## STATED GOAL
Please write out the complete listing that follows, exactly as it reads.

## Collected data

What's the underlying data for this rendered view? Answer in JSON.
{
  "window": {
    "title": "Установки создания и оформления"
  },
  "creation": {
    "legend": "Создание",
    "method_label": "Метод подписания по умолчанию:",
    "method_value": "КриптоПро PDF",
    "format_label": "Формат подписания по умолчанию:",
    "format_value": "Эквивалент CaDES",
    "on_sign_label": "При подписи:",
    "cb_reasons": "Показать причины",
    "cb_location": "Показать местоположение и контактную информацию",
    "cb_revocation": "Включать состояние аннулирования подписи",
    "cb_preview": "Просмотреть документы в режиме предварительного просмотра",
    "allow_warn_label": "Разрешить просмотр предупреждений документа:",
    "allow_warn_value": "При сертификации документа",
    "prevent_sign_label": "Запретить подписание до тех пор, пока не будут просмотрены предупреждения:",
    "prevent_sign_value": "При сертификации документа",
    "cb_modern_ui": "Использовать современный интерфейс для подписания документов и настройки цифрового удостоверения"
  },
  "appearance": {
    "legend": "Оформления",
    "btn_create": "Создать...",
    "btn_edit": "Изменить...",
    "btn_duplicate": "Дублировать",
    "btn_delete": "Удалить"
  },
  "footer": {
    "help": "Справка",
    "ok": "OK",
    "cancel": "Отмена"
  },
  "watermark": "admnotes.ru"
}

## ANSWER TO THIS TASK
What's the underlying data for this rendered view? Answer in JSON.
{
  "window": {
    "title": "Установки создания и оформления"
  },
  "creation": {
    "legend": "Создание",
    "method_label": "Метод подписания по умолчанию:",
    "method_value": "КриптоПро PDF",
    "format_label": "Формат подписания по умолчанию:",
    "format_value": "Эквивалент CaDES",
    "on_sign_label": "При подписи:",
    "cb_reasons": "Показать причины",
    "cb_location": "Показать местоположение и контактную информацию",
    "cb_revocation": "Включать состояние аннулирования подписи",
    "cb_preview": "Просмотреть документы в режиме предварительного просмотра",
    "allow_warn_label": "Разрешить просмотр предупреждений документа:",
    "allow_warn_value": "При сертификации документа",
    "prevent_sign_label": "Запретить подписание до тех пор, пока не будут просмотрены предупреждения:",
    "prevent_sign_value": "При сертификации документа",
    "cb_modern_ui": "Использовать современный интерфейс для подписания документов и настройки цифрового удостоверения"
  },
  "appearance": {
    "legend": "Оформления",
    "btn_create": "Создать...",
    "btn_edit": "Изменить...",
    "btn_duplicate": "Дублировать",
    "btn_delete": "Удалить"
  },
  "footer": {
    "help": "Справка",
    "ok": "OK",
    "cancel": "Отмена"
  },
  "watermark": "admnotes.ru"
}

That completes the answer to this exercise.